Answer with one number: the count of lines in the listing below that hold the word "years".

Segment Start: THE INPUT

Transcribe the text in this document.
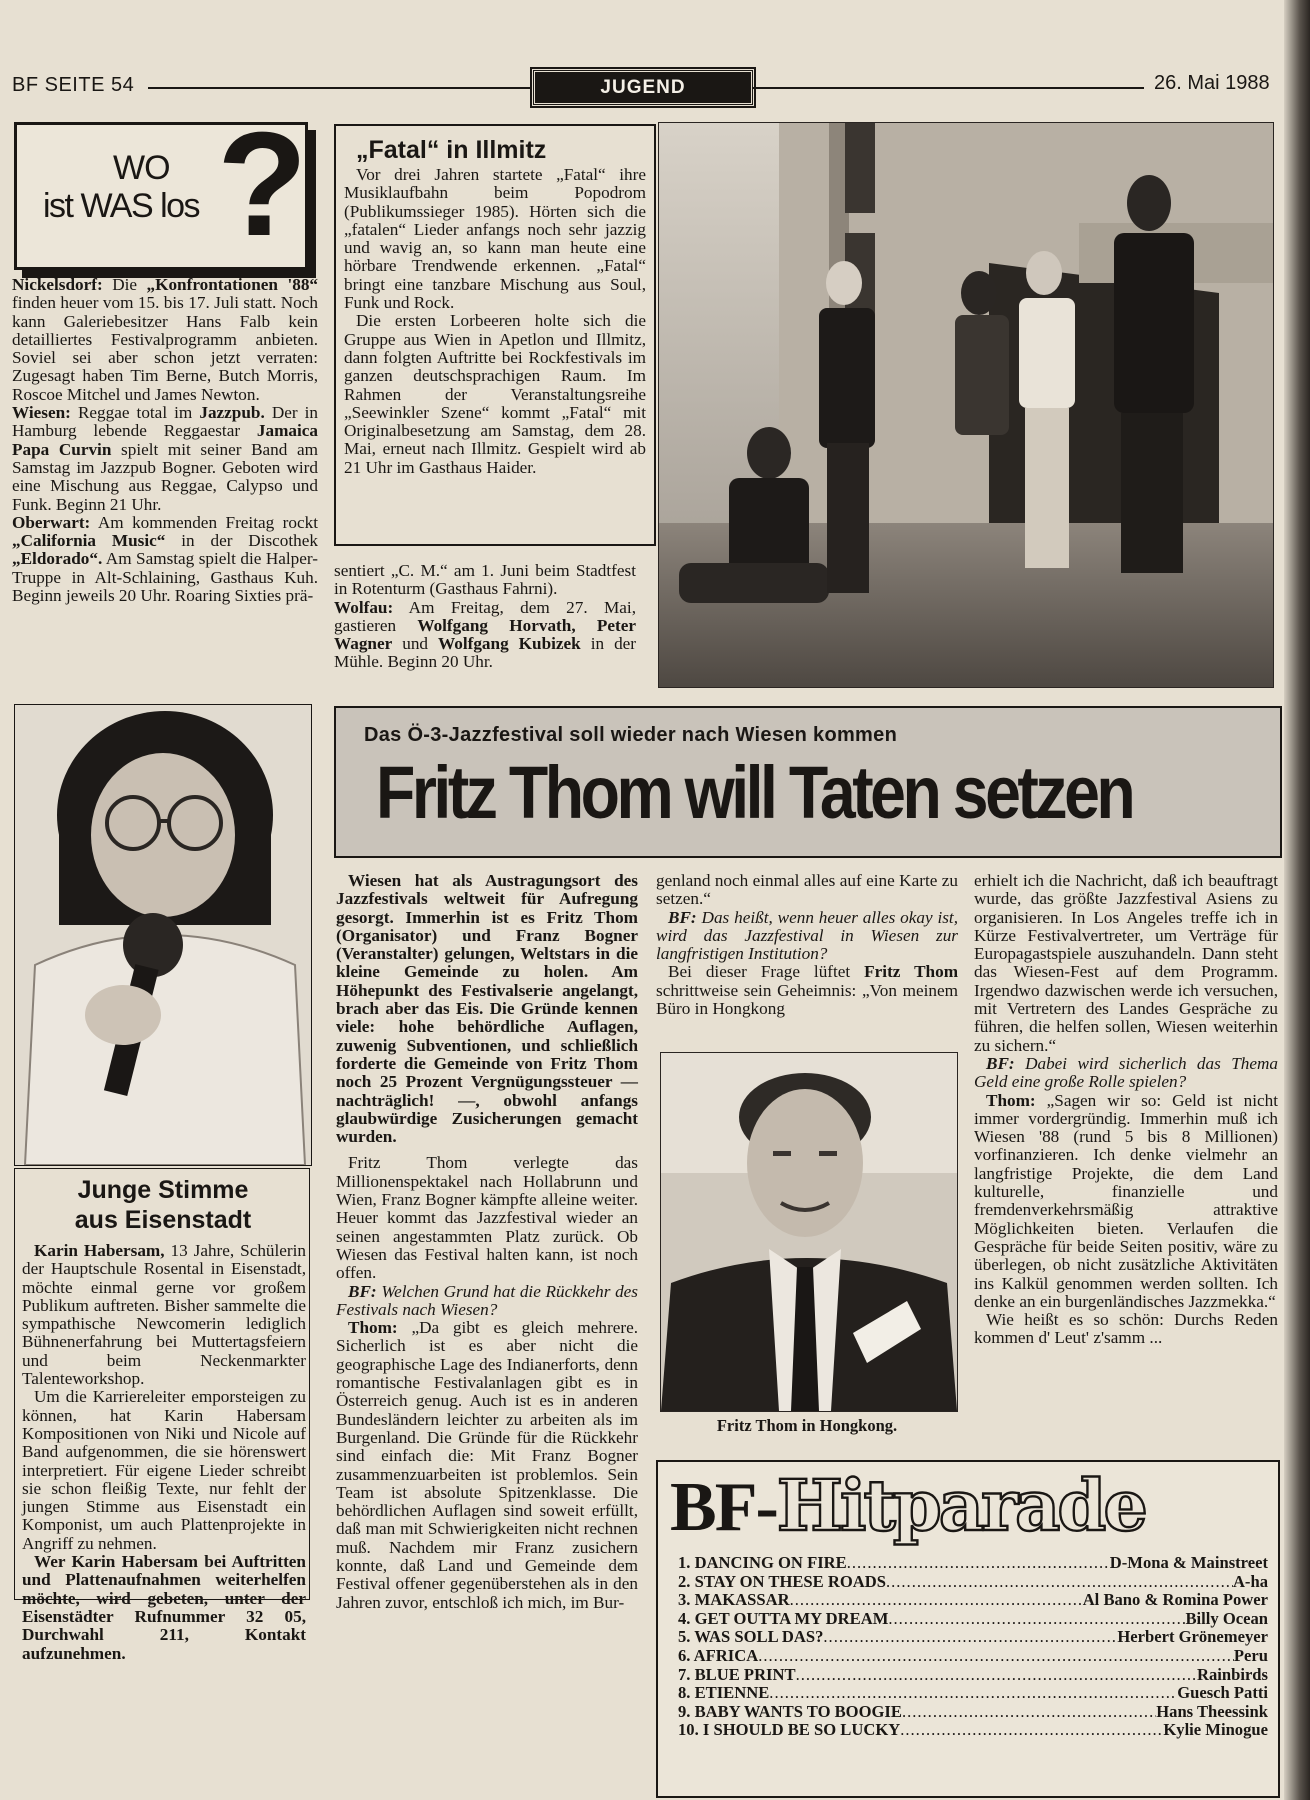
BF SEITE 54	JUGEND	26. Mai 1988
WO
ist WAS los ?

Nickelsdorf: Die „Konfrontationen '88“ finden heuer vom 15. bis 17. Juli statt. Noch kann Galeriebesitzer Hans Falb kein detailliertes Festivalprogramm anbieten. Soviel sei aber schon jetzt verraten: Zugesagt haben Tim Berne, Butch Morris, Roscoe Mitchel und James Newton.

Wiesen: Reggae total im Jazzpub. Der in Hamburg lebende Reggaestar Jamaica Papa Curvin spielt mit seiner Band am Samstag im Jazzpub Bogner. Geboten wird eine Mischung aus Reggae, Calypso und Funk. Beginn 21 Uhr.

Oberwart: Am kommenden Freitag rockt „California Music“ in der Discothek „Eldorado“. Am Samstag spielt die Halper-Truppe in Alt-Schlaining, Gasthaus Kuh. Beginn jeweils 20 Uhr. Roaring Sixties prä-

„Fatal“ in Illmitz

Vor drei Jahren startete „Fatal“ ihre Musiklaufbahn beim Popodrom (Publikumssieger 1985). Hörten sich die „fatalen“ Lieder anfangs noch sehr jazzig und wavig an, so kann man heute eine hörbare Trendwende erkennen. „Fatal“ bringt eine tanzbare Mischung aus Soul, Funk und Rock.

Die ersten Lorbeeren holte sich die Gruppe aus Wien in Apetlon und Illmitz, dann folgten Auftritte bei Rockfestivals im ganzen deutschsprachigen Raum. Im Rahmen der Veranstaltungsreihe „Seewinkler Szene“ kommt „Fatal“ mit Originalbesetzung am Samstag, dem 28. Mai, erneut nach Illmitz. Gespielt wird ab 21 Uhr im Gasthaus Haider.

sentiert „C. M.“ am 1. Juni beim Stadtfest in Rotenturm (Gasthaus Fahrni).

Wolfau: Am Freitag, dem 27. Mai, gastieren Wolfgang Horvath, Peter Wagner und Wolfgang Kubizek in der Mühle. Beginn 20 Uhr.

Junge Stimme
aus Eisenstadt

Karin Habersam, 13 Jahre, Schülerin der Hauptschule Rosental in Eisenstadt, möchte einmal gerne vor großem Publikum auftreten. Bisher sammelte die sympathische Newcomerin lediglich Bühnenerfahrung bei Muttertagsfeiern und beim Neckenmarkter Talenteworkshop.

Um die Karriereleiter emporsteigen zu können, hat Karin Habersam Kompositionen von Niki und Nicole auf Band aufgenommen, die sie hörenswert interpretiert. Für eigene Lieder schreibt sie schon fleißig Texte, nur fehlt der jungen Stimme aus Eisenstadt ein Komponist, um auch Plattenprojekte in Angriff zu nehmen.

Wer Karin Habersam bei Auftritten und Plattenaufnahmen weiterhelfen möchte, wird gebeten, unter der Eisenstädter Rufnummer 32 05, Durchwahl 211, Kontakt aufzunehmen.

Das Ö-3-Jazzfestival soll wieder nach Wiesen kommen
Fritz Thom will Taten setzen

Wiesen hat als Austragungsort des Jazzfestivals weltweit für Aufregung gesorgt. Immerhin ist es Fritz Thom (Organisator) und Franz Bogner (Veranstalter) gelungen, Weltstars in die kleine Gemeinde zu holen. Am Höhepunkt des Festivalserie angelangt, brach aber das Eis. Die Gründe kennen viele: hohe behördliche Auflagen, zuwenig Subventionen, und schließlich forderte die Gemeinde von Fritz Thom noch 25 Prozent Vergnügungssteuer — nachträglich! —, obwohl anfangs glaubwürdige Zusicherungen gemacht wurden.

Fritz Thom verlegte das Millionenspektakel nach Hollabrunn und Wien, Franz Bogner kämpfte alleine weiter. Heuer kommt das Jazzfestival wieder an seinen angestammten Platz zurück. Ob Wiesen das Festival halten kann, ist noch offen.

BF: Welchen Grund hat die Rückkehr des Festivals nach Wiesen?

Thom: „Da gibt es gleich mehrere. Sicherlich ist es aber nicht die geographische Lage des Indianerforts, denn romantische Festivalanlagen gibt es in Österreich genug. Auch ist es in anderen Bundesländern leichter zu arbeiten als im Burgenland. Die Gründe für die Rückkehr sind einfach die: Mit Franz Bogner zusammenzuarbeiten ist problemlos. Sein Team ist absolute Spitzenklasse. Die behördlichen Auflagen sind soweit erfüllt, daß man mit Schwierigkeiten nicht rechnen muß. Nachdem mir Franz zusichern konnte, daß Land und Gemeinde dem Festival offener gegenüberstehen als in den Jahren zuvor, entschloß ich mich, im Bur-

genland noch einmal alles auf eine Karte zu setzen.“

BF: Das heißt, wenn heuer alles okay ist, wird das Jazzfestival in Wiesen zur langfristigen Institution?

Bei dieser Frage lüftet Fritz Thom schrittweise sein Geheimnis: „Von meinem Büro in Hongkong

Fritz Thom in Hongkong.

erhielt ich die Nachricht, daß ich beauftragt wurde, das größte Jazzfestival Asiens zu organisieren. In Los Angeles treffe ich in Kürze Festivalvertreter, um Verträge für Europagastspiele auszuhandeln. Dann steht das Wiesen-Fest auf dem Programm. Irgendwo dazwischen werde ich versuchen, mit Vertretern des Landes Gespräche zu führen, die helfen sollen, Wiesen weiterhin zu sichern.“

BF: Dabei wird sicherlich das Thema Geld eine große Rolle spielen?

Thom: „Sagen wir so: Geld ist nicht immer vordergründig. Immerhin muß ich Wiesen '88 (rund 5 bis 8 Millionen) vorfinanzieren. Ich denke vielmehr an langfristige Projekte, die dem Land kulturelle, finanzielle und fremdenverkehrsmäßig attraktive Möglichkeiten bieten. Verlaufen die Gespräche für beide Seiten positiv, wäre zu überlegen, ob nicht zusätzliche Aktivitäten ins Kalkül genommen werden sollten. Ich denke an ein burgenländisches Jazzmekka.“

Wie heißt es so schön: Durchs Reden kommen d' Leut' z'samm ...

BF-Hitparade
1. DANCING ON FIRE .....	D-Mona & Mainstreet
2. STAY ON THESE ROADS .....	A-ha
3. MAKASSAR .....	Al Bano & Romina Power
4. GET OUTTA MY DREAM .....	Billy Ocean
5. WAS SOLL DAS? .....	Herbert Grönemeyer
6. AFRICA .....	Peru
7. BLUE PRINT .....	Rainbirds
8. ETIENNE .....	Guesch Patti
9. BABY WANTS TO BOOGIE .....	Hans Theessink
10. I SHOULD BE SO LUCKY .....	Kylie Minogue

Segment End: THE INPUT
Segment Start: THE INPUT

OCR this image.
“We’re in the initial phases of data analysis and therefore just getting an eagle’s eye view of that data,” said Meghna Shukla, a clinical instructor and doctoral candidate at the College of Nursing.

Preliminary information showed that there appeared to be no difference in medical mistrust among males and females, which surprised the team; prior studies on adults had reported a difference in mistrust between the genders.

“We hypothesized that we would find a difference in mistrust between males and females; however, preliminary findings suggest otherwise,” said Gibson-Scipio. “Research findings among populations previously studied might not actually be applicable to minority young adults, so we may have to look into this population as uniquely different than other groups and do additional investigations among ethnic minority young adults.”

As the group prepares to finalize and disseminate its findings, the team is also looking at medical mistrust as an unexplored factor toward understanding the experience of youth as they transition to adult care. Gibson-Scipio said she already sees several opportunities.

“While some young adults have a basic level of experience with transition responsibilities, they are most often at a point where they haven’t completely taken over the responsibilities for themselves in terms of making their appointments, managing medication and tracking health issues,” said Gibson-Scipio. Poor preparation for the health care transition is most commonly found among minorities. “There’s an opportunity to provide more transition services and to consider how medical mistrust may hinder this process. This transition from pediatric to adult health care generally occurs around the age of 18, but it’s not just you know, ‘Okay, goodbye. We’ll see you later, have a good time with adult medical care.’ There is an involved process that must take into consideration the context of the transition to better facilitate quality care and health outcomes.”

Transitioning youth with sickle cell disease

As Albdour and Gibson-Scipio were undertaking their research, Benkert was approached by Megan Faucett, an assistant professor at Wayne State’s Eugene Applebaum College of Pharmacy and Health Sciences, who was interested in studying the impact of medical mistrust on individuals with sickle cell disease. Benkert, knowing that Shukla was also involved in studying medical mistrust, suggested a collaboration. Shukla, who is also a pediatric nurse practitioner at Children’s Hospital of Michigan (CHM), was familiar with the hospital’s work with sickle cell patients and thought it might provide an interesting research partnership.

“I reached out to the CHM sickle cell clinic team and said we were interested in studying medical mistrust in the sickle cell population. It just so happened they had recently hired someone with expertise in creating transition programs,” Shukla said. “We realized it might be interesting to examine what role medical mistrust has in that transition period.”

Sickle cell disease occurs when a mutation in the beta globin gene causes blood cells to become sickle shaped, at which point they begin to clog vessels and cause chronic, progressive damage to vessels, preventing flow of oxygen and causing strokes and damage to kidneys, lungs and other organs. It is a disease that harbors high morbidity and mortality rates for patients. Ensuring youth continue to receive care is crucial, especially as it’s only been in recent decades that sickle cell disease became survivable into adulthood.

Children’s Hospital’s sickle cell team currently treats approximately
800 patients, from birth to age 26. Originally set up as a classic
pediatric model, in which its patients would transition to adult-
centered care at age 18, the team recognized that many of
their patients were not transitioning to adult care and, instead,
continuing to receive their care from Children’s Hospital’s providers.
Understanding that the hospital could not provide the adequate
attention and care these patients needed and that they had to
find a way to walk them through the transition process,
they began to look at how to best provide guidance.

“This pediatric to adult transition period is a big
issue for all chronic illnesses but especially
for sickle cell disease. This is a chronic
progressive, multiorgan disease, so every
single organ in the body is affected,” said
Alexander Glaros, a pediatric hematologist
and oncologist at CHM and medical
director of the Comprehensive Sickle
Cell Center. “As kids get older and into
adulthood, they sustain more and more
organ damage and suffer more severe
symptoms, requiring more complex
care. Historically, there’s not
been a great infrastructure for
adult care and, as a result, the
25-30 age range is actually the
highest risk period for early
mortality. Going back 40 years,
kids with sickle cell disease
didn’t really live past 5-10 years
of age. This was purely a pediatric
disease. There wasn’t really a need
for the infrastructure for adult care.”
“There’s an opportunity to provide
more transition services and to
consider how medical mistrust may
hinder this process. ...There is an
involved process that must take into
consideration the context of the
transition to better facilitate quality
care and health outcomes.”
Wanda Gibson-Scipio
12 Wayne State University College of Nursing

Segment End: THE INPUT
Segment Start: THE INPUT

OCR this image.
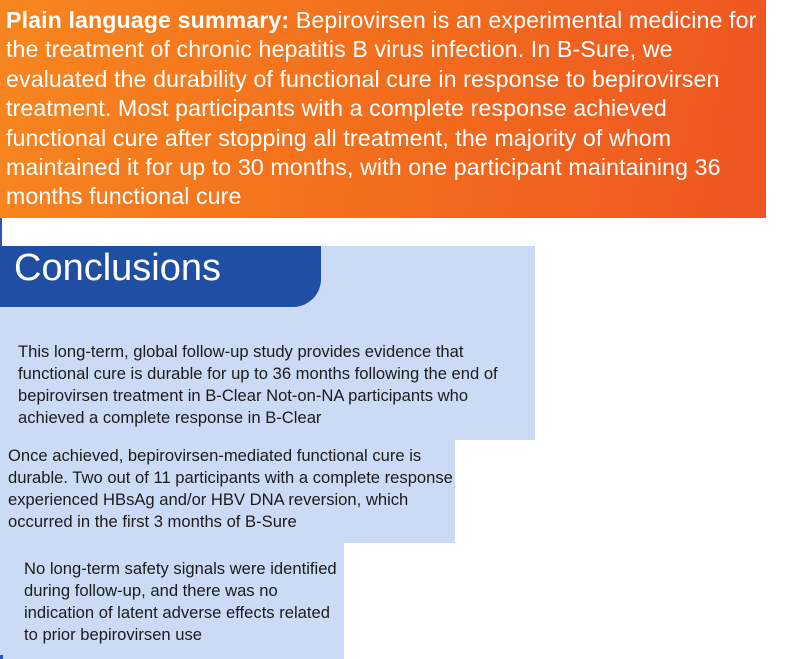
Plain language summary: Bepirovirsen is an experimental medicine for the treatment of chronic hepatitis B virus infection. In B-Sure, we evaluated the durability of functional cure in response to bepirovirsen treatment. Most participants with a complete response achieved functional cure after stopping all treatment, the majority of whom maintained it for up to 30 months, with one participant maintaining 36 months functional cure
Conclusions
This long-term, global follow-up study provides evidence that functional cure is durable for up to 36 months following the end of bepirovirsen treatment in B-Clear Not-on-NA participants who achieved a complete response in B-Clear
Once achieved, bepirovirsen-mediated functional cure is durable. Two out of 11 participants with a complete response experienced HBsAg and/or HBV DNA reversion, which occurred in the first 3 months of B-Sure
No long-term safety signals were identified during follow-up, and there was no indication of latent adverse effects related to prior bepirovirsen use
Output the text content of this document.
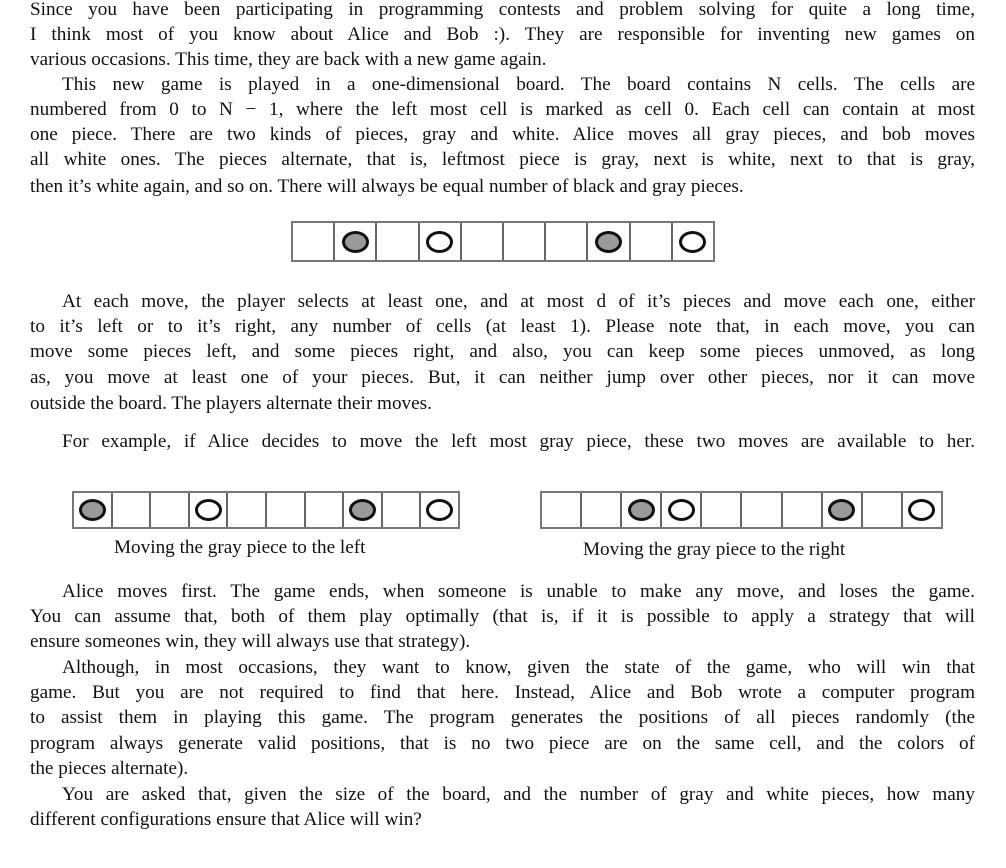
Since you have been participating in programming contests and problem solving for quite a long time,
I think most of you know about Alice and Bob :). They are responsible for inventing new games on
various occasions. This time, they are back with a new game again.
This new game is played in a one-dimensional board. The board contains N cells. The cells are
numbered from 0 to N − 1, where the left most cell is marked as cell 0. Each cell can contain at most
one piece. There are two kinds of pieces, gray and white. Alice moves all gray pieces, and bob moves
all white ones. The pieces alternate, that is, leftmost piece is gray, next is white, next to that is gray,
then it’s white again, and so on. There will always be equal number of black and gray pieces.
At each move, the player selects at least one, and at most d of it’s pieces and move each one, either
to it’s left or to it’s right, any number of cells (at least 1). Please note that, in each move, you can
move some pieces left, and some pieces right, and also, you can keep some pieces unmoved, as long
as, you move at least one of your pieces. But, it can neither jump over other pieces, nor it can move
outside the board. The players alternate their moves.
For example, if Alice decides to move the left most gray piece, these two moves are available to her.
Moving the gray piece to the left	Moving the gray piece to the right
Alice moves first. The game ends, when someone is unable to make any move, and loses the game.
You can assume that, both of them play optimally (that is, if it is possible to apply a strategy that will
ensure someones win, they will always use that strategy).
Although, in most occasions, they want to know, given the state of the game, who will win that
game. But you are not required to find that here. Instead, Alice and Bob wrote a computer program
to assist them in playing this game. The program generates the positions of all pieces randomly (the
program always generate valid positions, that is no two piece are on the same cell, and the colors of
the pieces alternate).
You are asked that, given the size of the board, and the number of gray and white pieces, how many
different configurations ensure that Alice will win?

Segment End: THE INPUT

**SOLUTION FOR THIS EXERCISE**
2